- [ANGEZEIGTER TEXT]
»»
In Bereichen, in denen große Mittelvolumina bewegt werden, können solche Vorgaben durchaus zu einer effizienteren Mittelverwendung beitragen: Sie zwingen dazu, alle gestaltbaren Ermessensausgaben zu überprüfen - und ermöglichen es, kurz- oder auch mittelfristig verzichtbare Ausgaben aufzuspüren. In einem so stark unterfinanzierten Bereich wie der bilateralen Entwicklungshilfe dagegen gibt es wohl kaum Spielraum für effizienzsteigernde Einsparungen.

Kurzfristig sollte es bei Gesamtausgaben des Bundes von knapp 75 Milliarden Euro und einer staatlichen Ausgabenquote von mehr als 50 Prozent möglich sein, durch kurzfristige Umschichtungen wenigstens die geplante Kürzung von 17 Millionen Euro zu vermeiden. Darüber hinaus sollten aber möglichst erste Schritte zur dringend erforderlichen Aufstockung der bilateralen Hilfe gesetzt werden. Gerade im Jahr 2015, in dem eigentlich die Millenniumsziele schon erreicht sein sollten, wäre dies ein wichtiges Symbol. Mittelfristig bedarf es angesichts der großen Lücke zum 0,7-Prozent-Ziel allerdings größerer Anstrengungen.
««
- [GESTELLTE AUFGABE A]
Beantworte die folgenden Fragen zum Text zur Entwicklungshilfe.
(i) Wie hoch sind laut Text die Gesamtausgaben des Bundes?
(ii) Welche Kürzung ist geplant?
(iii) In welchem Jahr hätten die Millenniumsziele eigentlich schon erreicht sein sollen?
- [GESTELLTE AUFGABE B] Gib die Zeilen der Auflistung von ihrem Anfang bis einschließlich der Zeile mit "credit: Research ©" als nummerierte Liste wieder und lass dabei Leerzeilen weg.
Die Auflistung hat mit dem Text zur Entwicklungshilfe nichts zu tun.

- [ERFASSTE DATEN]
»»
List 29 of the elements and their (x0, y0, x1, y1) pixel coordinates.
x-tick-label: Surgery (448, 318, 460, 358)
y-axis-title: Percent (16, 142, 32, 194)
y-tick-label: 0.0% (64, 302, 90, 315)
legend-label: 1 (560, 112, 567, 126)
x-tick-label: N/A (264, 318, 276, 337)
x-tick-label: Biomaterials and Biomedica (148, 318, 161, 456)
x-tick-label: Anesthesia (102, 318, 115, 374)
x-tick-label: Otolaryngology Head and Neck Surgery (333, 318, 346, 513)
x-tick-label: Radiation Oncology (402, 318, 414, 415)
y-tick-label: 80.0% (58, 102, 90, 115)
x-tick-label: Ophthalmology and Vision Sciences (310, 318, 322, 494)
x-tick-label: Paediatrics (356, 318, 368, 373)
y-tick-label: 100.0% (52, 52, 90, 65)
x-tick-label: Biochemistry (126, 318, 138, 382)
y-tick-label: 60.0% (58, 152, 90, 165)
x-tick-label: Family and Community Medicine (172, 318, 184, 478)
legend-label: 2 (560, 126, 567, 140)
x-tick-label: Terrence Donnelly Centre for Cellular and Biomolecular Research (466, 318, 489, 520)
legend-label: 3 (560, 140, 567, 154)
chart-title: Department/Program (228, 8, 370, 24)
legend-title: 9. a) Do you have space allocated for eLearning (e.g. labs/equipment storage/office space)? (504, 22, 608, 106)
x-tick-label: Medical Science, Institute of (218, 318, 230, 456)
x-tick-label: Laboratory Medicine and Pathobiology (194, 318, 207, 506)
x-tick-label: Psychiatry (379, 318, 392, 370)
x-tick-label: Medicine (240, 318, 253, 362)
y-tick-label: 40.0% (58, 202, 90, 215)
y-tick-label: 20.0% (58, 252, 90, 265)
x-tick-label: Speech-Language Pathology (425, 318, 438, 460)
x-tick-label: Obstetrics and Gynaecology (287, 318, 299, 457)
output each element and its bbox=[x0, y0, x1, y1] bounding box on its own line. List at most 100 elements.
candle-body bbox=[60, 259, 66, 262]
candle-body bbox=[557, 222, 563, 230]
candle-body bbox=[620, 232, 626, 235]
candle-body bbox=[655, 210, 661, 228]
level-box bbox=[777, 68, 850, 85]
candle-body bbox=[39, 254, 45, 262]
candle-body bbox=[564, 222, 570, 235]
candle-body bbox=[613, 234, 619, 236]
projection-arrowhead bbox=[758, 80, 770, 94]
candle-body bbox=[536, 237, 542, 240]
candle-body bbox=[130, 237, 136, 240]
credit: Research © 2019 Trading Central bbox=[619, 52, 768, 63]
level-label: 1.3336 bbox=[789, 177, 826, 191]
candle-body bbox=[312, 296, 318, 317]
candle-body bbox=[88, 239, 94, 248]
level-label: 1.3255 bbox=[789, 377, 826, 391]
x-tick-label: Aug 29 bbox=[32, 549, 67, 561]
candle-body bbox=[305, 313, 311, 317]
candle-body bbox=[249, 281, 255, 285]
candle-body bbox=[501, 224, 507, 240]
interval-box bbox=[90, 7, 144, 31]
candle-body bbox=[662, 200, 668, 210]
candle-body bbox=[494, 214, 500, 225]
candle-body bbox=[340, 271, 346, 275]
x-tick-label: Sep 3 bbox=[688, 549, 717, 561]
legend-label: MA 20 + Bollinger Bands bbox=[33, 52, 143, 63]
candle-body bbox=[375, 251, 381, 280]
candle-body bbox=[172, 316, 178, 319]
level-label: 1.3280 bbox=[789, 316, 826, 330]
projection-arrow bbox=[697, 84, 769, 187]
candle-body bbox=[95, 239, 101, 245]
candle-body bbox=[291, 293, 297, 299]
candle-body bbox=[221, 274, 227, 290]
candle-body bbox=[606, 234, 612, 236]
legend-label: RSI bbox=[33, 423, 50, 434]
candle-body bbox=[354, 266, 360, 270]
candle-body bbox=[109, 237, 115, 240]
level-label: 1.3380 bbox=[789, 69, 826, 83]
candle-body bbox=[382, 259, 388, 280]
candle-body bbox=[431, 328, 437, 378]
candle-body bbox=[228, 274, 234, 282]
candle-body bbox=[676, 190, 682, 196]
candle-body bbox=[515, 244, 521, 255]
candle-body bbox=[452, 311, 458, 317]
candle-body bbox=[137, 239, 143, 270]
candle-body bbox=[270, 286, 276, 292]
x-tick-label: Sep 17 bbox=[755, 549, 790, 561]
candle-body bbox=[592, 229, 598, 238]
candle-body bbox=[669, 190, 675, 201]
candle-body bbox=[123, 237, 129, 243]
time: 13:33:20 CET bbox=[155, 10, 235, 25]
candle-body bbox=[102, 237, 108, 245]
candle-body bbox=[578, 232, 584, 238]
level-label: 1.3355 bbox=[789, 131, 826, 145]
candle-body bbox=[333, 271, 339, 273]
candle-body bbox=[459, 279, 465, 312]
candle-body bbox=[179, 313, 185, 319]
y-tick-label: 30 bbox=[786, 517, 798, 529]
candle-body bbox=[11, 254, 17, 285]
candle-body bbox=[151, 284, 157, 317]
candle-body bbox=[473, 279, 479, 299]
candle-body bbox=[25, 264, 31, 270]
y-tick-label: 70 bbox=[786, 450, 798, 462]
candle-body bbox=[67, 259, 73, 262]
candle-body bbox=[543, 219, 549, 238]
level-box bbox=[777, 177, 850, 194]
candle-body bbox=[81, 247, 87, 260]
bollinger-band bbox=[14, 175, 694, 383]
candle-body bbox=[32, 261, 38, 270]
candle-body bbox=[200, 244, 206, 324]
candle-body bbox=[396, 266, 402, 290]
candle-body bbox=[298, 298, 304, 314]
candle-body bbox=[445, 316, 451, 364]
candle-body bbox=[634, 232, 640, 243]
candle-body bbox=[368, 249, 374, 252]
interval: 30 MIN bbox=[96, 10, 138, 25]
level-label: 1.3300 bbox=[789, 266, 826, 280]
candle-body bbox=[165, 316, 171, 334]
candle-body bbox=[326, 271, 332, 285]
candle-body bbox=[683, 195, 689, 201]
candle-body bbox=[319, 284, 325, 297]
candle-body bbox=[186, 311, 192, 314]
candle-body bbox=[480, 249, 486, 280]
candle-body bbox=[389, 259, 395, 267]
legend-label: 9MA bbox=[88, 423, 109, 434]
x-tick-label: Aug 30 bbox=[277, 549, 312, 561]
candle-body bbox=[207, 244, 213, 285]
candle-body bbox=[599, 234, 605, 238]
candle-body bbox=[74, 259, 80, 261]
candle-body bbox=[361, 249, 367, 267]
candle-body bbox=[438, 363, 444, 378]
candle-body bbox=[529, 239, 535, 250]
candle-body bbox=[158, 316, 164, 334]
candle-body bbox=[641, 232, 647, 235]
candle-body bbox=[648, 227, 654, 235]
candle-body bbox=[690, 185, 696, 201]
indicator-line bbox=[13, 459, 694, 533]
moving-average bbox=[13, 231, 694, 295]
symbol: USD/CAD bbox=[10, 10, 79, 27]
««
- [VOLLSTÄNDIGE ANTWORT A]
(i) Knapp 75 Milliarden Euro.
(ii) Eine Kürzung von 17 Millionen Euro.
(iii) Im Jahr 2015.

- [VOLLSTÄNDIGE ANTWORT B]
1. List 29 of the elements and their (x0, y0, x1, y1) pixel coordinates.
2. x-tick-label: Surgery (448, 318, 460, 358)
3. y-axis-title: Percent (16, 142, 32, 194)
4. y-tick-label: 0.0% (64, 302, 90, 315)
5. legend-label: 1 (560, 112, 567, 126)
6. x-tick-label: N/A (264, 318, 276, 337)
7. x-tick-label: Biomaterials and Biomedica (148, 318, 161, 456)
8. x-tick-label: Anesthesia (102, 318, 115, 374)
9. x-tick-label: Otolaryngology Head and Neck Surgery (333, 318, 346, 513)
10. x-tick-label: Radiation Oncology (402, 318, 414, 415)
11. y-tick-label: 80.0% (58, 102, 90, 115)
12. x-tick-label: Ophthalmology and Vision Sciences (310, 318, 322, 494)
13. x-tick-label: Paediatrics (356, 318, 368, 373)
14. y-tick-label: 100.0% (52, 52, 90, 65)
15. x-tick-label: Biochemistry (126, 318, 138, 382)
16. y-tick-label: 60.0% (58, 152, 90, 165)
17. x-tick-label: Family and Community Medicine (172, 318, 184, 478)
18. legend-label: 2 (560, 126, 567, 140)
19. x-tick-label: Terrence Donnelly Centre for Cellular and Biomolecular Research (466, 318, 489, 520)
20. legend-label: 3 (560, 140, 567, 154)
21. chart-title: Department/Program (228, 8, 370, 24)
22. legend-title: 9. a) Do you have space allocated for eLearning (e.g. labs/equipment storage/office space)? (504, 22, 608, 106)
23. x-tick-label: Medical Science, Institute of (218, 318, 230, 456)
24. x-tick-label: Laboratory Medicine and Pathobiology (194, 318, 207, 506)
25. x-tick-label: Psychiatry (379, 318, 392, 370)
26. x-tick-label: Medicine (240, 318, 253, 362)
27. y-tick-label: 40.0% (58, 202, 90, 215)
28. y-tick-label: 20.0% (58, 252, 90, 265)
29. x-tick-label: Speech-Language Pathology (425, 318, 438, 460)
30. x-tick-label: Obstetrics and Gynaecology (287, 318, 299, 457)
31. output each element and its bbox=[x0, y0, x1, y1] bounding box on its own line. List at most 100 elements.
32. candle-body bbox=[60, 259, 66, 262]
33. candle-body bbox=[557, 222, 563, 230]
34. candle-body bbox=[620, 232, 626, 235]
35. candle-body bbox=[655, 210, 661, 228]
36. level-box bbox=[777, 68, 850, 85]
37. candle-body bbox=[39, 254, 45, 262]
38. candle-body bbox=[564, 222, 570, 235]
39. candle-body bbox=[613, 234, 619, 236]
40. projection-arrowhead bbox=[758, 80, 770, 94]
41. candle-body bbox=[536, 237, 542, 240]
42. candle-body bbox=[130, 237, 136, 240]
43. credit: Research © 2019 Trading Central bbox=[619, 52, 768, 63]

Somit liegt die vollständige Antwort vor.